▶ [The exercise]: Where a line contains the word "text", copy that line in full.

▶ [Data rows]:
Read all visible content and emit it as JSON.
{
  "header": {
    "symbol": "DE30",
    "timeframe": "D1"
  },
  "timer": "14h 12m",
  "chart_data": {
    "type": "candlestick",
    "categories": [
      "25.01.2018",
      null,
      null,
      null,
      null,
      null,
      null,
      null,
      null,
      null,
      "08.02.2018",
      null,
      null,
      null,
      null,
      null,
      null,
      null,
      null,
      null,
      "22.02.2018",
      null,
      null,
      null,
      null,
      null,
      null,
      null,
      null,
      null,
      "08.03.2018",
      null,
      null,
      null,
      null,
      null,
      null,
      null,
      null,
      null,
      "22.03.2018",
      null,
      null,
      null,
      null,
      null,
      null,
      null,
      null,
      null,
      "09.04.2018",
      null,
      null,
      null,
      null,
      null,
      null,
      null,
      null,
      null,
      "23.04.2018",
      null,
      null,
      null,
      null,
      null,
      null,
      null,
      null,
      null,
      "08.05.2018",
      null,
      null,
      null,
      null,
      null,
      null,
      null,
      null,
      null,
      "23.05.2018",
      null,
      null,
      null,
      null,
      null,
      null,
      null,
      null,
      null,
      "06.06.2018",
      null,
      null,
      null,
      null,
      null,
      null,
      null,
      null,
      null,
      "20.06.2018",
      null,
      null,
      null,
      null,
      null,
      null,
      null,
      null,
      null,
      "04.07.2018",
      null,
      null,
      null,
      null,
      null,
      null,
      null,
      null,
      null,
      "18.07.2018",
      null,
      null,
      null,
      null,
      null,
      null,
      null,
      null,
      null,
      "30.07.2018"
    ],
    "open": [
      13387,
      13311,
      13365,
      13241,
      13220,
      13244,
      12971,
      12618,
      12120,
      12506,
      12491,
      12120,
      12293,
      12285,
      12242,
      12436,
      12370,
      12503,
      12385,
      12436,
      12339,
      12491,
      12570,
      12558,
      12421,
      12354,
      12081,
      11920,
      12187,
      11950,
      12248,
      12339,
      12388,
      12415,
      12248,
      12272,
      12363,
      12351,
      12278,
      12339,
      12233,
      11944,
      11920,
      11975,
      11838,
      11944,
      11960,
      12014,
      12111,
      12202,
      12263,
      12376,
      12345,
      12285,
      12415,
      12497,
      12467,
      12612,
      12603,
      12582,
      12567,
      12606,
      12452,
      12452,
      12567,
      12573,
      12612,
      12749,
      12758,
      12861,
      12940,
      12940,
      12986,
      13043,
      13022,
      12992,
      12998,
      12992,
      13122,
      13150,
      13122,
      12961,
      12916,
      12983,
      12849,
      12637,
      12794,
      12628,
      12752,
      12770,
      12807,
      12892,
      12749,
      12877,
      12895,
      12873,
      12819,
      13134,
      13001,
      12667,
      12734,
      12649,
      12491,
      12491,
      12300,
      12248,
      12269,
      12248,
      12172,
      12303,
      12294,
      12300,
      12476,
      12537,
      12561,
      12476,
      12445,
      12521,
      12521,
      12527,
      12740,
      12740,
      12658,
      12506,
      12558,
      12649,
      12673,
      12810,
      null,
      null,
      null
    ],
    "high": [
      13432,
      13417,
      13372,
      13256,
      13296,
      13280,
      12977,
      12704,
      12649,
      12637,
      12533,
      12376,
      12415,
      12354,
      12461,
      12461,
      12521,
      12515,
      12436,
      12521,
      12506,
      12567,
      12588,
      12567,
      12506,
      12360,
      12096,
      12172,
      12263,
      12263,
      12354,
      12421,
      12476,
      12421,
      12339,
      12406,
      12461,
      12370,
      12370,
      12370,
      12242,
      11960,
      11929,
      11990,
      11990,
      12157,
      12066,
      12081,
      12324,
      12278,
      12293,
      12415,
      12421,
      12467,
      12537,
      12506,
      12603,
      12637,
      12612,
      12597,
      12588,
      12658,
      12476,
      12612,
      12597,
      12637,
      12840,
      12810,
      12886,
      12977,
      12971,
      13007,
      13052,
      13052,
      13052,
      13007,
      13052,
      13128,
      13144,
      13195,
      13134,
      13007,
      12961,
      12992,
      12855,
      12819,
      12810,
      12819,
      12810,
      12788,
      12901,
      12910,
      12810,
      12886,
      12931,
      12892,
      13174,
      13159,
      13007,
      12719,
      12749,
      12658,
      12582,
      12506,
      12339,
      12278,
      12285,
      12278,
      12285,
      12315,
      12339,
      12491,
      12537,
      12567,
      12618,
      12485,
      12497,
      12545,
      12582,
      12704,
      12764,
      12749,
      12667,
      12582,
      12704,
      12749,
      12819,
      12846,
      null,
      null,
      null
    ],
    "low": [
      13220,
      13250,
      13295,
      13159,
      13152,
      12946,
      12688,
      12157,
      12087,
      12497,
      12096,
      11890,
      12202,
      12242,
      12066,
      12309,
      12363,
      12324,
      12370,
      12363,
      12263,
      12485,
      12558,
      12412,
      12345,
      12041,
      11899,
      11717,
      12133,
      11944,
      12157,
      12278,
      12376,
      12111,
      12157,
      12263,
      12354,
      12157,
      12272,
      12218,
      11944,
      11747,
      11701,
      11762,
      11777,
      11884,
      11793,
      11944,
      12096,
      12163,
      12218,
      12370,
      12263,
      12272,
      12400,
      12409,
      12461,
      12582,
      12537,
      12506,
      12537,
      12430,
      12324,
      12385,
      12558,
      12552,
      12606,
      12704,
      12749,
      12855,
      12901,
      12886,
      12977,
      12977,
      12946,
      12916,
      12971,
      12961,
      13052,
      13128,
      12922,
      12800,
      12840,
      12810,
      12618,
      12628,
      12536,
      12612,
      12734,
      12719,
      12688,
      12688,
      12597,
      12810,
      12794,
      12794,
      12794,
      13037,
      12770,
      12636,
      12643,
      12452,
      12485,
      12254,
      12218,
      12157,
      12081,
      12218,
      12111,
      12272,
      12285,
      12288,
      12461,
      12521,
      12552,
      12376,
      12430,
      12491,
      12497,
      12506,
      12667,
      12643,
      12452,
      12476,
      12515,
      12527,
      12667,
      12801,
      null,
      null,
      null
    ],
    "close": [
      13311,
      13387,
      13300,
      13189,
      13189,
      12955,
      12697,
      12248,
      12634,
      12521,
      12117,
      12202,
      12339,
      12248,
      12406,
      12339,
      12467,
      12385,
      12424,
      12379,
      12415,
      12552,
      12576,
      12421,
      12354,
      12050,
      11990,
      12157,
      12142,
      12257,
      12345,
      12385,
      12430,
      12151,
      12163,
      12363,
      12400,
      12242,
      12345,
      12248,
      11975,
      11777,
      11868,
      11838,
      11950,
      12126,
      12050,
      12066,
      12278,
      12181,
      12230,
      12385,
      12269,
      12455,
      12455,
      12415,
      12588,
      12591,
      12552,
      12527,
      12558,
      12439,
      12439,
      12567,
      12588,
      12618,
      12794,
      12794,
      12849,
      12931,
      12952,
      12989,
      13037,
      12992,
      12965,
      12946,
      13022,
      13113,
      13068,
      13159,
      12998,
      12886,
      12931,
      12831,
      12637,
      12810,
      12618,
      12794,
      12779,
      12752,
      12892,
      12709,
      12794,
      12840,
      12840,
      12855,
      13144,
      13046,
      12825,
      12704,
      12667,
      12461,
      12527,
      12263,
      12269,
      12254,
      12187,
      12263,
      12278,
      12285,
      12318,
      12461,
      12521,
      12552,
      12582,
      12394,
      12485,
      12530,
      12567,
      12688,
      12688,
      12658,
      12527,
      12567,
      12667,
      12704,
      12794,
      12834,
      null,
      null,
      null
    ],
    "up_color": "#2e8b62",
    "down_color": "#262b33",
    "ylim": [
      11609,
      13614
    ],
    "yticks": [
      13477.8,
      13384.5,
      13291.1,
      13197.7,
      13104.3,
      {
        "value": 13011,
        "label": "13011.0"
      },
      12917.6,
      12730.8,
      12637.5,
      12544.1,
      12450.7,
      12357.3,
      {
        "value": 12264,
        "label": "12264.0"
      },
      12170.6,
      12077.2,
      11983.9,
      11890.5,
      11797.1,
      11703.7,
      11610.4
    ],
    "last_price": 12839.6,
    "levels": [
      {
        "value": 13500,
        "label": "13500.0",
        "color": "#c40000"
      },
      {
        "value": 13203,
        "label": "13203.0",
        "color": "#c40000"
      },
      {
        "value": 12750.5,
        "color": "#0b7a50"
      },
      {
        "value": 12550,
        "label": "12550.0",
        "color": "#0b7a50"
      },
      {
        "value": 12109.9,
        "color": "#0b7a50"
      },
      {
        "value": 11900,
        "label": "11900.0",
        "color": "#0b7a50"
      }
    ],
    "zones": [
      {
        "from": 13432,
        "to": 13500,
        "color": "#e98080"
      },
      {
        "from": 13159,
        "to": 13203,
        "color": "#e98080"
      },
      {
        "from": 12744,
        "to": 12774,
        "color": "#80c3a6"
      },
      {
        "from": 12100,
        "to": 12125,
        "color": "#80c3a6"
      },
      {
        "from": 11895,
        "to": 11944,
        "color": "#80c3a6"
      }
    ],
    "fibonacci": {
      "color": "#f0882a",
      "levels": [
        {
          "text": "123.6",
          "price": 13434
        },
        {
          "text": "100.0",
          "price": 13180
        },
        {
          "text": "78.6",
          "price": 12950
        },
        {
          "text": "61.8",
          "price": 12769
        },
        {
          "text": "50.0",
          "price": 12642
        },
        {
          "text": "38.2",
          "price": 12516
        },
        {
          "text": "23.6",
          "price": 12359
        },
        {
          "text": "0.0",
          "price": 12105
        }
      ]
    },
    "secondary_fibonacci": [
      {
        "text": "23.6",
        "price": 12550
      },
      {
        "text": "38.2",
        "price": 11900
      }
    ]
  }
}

▶ [The output]:
          "text": "123.6",
          "text": "100.0",
          "text": "78.6",
          "text": "61.8",
          "text": "50.0",
          "text": "38.2",
          "text": "23.6",
          "text": "0.0",
        "text": "23.6",
        "text": "38.2",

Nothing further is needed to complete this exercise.